**** Records to use ****

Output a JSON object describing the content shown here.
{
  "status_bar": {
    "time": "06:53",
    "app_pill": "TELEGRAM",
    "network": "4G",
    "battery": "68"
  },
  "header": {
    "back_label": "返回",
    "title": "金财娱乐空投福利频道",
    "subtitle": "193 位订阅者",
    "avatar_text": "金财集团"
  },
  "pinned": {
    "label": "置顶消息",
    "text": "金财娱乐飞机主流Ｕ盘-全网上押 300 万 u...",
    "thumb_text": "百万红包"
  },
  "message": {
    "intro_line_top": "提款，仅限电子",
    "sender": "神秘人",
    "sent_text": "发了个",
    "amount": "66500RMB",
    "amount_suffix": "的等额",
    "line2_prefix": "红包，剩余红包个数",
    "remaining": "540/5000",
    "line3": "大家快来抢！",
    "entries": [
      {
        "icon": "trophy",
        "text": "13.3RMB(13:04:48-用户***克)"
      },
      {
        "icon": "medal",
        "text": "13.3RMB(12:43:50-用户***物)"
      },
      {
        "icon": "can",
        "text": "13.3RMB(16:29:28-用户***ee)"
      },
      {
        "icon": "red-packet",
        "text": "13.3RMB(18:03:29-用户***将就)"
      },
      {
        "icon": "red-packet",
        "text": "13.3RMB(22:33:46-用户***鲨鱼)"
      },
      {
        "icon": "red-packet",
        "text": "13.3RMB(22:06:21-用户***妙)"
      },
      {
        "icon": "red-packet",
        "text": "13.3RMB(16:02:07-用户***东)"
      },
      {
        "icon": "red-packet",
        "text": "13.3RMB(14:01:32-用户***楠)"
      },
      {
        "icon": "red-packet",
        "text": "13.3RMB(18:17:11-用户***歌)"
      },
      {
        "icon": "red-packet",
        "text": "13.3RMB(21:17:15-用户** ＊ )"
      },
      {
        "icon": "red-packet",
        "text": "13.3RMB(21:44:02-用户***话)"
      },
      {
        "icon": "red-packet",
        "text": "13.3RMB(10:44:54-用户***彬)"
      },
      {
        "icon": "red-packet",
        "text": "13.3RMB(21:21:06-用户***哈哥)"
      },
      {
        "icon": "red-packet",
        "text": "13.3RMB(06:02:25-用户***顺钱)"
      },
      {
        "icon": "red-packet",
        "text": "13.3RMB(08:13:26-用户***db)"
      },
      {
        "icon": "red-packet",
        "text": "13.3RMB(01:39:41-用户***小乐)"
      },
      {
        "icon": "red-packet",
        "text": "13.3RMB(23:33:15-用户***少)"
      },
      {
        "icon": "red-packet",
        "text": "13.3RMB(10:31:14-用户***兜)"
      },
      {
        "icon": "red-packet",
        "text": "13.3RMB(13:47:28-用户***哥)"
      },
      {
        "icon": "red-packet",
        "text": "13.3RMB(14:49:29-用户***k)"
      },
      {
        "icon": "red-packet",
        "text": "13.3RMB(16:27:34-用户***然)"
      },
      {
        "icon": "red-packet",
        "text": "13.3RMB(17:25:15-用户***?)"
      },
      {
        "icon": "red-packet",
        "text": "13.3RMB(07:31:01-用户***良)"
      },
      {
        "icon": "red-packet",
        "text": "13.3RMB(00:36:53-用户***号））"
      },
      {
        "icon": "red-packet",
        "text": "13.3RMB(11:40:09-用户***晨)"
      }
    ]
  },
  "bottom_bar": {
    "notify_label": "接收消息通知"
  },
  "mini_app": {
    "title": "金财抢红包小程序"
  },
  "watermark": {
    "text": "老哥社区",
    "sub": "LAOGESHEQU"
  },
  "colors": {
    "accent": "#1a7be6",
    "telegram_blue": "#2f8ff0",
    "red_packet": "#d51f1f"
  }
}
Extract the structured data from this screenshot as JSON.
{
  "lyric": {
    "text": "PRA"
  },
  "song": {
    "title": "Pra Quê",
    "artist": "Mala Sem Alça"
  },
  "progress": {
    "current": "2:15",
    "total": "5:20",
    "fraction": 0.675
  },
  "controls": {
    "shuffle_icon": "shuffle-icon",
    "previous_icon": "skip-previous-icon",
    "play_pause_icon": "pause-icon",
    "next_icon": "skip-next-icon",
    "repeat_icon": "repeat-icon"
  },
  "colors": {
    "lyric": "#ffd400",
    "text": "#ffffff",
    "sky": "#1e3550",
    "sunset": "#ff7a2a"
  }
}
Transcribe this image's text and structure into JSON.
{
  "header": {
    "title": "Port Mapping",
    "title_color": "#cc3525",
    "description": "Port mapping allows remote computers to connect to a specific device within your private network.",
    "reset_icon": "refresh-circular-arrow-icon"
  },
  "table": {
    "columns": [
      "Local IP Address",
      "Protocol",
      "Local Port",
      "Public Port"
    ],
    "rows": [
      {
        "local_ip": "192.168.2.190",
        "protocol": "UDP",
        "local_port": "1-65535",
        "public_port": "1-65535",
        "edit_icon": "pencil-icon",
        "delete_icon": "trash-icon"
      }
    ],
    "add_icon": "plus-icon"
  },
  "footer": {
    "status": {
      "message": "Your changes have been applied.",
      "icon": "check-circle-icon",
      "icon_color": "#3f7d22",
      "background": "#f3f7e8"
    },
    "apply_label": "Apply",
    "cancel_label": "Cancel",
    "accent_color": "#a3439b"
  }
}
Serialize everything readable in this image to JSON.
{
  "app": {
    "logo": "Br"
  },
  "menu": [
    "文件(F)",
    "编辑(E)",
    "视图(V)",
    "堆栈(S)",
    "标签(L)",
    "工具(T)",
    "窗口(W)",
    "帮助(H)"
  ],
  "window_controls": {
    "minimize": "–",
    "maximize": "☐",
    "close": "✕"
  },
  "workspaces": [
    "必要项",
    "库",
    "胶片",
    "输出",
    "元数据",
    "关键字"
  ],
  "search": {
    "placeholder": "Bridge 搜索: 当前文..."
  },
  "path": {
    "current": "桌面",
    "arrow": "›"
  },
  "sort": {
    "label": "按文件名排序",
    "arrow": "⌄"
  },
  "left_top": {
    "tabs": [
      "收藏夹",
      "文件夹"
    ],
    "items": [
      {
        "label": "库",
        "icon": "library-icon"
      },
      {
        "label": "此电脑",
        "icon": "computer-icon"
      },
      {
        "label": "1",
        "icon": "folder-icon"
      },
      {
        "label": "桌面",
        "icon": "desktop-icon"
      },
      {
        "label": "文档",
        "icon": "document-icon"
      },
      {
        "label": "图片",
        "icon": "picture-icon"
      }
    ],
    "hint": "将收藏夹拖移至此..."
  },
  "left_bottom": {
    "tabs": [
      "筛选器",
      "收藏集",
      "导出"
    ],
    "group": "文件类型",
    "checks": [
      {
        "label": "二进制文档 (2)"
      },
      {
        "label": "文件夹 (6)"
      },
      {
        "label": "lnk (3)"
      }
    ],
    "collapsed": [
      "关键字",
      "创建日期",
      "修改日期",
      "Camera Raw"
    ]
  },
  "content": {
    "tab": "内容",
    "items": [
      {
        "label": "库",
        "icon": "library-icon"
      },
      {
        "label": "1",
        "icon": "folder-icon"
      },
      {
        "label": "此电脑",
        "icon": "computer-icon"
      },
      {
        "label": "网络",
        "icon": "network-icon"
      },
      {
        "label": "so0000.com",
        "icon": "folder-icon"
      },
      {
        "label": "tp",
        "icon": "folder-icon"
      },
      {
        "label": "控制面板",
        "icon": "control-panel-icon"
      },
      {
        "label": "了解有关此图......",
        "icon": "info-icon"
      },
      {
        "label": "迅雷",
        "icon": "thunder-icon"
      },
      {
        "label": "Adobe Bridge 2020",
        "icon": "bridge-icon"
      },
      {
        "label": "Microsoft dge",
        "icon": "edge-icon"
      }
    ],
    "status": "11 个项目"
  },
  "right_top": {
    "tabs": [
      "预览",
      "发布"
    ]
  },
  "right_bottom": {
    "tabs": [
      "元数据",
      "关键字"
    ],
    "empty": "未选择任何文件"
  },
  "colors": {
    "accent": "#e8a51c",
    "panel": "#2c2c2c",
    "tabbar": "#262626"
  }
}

****

Aim: Say how many lines of the data hold the string "message". Reply with the number alone.

Expected answer: 2